- **Request**: Scan the data beneath this task and copy each line that includes "politika".

- **Listed entries**:
--*--

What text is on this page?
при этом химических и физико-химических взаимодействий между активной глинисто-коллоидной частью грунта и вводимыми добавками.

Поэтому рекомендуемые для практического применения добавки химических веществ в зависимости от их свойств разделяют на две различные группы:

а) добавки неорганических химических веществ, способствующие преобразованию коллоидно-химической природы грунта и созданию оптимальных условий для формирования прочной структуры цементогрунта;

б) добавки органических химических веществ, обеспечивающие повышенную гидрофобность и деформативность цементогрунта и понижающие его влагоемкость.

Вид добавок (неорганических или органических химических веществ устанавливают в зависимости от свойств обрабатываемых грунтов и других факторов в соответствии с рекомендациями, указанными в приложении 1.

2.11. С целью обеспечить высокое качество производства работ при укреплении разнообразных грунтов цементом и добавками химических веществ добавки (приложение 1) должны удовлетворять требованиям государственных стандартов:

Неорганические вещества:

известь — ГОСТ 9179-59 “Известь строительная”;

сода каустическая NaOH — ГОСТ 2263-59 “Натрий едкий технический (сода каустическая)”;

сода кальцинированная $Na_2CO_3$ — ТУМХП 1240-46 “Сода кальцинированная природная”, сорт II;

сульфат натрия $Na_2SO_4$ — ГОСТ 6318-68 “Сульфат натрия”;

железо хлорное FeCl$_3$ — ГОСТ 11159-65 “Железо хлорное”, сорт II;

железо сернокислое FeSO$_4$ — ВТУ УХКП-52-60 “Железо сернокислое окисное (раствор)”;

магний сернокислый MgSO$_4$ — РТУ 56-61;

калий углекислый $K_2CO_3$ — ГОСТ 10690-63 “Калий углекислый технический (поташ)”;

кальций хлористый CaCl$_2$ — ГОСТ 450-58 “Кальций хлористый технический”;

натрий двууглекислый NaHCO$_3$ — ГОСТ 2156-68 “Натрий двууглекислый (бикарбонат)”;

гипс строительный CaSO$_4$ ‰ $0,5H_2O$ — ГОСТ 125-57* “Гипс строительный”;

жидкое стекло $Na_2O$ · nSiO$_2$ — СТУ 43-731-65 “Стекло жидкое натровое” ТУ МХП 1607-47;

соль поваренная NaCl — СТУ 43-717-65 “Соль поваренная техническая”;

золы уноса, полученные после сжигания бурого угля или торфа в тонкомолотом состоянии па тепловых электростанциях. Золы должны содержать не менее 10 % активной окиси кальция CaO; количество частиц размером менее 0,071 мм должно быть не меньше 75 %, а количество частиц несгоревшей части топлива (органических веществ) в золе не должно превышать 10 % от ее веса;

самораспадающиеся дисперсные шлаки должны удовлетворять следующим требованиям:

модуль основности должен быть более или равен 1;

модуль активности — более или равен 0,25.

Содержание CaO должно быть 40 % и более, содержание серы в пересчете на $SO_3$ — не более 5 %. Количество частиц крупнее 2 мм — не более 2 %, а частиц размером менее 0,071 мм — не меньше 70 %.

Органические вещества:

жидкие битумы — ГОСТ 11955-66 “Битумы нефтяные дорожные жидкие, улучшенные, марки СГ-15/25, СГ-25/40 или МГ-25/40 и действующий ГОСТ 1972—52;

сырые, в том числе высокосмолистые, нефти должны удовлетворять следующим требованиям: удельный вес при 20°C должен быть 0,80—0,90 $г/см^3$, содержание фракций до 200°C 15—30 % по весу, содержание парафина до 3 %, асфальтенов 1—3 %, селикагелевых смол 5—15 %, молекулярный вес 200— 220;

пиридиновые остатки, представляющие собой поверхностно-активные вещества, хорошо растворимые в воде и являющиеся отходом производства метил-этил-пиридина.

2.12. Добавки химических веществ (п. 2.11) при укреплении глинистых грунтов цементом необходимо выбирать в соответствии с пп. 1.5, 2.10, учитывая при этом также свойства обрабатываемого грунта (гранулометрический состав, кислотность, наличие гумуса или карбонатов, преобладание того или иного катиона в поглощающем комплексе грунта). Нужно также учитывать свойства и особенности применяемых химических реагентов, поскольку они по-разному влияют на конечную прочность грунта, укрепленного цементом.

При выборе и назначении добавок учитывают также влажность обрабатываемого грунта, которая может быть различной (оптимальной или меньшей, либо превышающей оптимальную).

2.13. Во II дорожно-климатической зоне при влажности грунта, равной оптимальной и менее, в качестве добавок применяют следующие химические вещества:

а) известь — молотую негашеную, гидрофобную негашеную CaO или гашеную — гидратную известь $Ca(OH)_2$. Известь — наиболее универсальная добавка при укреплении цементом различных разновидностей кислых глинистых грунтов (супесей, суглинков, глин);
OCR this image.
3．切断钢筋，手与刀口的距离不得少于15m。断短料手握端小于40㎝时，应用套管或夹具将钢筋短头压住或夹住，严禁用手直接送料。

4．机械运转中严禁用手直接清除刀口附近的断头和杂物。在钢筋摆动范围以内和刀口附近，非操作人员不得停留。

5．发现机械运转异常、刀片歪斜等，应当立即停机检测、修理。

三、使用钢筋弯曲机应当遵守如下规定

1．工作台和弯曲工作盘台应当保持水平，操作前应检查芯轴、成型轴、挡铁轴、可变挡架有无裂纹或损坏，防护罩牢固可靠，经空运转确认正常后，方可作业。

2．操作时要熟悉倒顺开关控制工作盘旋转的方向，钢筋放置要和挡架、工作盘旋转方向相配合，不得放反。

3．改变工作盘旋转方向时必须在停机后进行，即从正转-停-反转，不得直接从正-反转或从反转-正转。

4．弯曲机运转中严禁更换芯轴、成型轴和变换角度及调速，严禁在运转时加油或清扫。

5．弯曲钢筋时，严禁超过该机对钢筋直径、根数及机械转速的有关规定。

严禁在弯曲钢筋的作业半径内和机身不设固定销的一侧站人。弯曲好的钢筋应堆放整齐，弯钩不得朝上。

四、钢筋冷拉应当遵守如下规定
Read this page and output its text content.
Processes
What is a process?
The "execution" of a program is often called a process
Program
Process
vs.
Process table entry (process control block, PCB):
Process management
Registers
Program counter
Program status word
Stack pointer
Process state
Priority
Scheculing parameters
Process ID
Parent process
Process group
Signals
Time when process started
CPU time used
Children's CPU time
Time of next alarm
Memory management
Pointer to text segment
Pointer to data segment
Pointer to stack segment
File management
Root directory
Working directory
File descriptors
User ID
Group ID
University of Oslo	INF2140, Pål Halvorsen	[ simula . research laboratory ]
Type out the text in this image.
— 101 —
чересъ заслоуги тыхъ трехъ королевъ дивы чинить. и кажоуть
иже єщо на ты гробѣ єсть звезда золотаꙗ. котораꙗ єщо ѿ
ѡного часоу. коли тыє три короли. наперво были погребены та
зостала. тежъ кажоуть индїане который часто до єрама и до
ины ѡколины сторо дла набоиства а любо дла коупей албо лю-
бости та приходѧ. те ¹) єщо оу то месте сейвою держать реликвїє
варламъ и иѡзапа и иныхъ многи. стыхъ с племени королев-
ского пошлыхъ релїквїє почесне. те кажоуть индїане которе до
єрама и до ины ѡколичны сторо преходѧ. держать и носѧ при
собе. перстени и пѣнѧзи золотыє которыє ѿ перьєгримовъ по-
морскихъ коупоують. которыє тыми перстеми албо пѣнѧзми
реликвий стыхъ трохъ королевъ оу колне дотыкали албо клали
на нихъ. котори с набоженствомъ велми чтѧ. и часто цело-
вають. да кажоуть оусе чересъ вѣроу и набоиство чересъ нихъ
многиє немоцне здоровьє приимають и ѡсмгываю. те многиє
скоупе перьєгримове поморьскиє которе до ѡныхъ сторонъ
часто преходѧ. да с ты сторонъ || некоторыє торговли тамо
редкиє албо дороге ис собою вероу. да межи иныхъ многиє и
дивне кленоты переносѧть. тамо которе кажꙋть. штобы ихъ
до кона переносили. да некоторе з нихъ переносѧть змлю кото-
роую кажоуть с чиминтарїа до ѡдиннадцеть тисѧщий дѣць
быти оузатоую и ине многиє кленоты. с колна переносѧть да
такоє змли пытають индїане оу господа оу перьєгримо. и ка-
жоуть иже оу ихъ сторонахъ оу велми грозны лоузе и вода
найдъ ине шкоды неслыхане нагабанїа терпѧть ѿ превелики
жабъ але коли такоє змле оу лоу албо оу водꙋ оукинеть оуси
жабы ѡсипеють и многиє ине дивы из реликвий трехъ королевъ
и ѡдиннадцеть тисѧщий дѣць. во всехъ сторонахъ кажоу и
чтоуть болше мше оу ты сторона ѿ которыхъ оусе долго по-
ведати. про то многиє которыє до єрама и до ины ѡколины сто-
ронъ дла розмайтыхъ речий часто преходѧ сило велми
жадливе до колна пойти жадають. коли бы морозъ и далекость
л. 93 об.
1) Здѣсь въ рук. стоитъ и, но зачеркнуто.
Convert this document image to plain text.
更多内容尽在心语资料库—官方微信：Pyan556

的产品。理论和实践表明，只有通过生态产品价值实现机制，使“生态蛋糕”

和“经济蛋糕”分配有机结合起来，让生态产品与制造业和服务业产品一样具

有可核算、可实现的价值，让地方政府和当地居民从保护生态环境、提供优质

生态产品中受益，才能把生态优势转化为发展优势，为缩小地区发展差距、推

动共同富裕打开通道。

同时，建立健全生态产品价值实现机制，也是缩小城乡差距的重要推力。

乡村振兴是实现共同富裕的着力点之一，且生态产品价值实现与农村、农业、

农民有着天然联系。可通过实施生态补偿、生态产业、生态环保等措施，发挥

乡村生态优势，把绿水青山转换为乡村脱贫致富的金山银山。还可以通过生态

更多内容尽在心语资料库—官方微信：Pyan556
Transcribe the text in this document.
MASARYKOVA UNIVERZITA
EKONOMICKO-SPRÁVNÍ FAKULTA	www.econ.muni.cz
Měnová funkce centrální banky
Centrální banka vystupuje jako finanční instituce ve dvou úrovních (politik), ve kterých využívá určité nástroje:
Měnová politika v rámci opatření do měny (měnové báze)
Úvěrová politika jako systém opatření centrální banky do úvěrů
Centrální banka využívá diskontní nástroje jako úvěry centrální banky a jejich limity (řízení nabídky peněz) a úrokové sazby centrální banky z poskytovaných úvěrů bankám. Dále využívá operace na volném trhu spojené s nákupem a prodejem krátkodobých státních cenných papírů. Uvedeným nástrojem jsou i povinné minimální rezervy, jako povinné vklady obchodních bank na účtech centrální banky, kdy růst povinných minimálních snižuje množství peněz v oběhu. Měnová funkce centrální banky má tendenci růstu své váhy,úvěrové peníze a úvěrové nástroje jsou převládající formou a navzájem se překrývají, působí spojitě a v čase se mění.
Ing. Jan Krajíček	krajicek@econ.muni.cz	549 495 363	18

--*--

- **Solution to this exercise**:
Měnová politika v rámci opatření do měny (měnové báze)
Úvěrová politika jako systém opatření centrální banky do úvěrů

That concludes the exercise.